### What to produce
How many lines in the records below contain the word "股份有限公司内部控制体系优化的具体措施和方法"? Answer with the number alone.

Collected data entries
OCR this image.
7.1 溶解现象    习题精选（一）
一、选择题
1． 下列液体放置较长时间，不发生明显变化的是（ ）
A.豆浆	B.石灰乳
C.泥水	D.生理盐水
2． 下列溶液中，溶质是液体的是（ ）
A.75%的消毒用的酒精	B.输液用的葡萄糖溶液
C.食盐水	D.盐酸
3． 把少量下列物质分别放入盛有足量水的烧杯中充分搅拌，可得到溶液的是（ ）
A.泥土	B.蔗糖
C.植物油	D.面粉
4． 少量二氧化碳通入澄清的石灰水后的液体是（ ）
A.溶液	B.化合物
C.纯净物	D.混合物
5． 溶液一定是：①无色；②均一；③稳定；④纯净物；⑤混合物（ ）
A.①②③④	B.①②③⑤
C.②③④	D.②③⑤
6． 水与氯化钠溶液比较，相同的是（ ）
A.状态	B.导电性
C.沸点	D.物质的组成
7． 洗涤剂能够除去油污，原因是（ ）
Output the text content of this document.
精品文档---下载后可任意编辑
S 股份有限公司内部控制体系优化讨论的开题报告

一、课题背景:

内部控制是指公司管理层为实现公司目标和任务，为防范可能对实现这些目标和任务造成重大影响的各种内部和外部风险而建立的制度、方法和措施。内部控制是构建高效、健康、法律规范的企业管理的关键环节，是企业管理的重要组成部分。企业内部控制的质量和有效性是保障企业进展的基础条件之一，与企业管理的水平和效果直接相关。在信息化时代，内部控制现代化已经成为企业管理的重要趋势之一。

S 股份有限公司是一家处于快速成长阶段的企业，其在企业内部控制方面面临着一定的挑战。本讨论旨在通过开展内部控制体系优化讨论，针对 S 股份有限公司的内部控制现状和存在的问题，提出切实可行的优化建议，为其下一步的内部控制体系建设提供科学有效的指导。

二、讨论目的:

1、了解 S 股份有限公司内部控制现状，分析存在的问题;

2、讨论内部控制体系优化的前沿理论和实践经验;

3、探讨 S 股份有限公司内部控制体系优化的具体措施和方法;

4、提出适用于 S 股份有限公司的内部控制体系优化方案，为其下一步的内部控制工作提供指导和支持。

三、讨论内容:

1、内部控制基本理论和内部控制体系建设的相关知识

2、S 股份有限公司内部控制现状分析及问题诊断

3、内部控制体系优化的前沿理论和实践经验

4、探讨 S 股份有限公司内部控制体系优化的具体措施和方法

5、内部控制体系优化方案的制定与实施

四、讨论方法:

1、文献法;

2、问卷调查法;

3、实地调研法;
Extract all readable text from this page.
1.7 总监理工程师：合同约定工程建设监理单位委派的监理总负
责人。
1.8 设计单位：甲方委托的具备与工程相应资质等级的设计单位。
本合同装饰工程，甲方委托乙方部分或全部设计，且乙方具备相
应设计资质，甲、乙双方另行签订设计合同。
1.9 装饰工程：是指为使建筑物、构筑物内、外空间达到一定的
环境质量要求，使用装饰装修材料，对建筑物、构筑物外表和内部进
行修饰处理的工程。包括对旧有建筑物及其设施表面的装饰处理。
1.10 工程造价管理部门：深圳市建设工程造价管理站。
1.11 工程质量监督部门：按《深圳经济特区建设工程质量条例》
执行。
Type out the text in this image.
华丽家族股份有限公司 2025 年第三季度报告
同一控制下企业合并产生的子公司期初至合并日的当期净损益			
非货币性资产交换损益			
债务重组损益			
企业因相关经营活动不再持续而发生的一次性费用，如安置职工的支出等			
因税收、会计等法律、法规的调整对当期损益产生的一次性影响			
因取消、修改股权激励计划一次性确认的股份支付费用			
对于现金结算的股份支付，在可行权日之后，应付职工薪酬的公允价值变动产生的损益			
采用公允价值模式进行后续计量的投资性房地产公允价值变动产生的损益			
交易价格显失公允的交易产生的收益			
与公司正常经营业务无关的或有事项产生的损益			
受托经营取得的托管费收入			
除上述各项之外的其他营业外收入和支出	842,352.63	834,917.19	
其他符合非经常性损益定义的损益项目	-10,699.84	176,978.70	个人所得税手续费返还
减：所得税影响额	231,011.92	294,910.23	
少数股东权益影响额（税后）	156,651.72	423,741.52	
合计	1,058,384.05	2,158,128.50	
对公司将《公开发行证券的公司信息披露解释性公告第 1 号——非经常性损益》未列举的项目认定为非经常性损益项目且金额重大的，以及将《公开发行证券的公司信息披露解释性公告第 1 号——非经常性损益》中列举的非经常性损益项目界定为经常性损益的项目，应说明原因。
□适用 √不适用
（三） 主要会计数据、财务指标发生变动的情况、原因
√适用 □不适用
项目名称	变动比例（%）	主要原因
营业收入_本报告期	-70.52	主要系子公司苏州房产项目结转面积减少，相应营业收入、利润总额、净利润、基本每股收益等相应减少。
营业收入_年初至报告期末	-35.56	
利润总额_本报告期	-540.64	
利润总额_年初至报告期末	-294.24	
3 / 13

### Task answer
2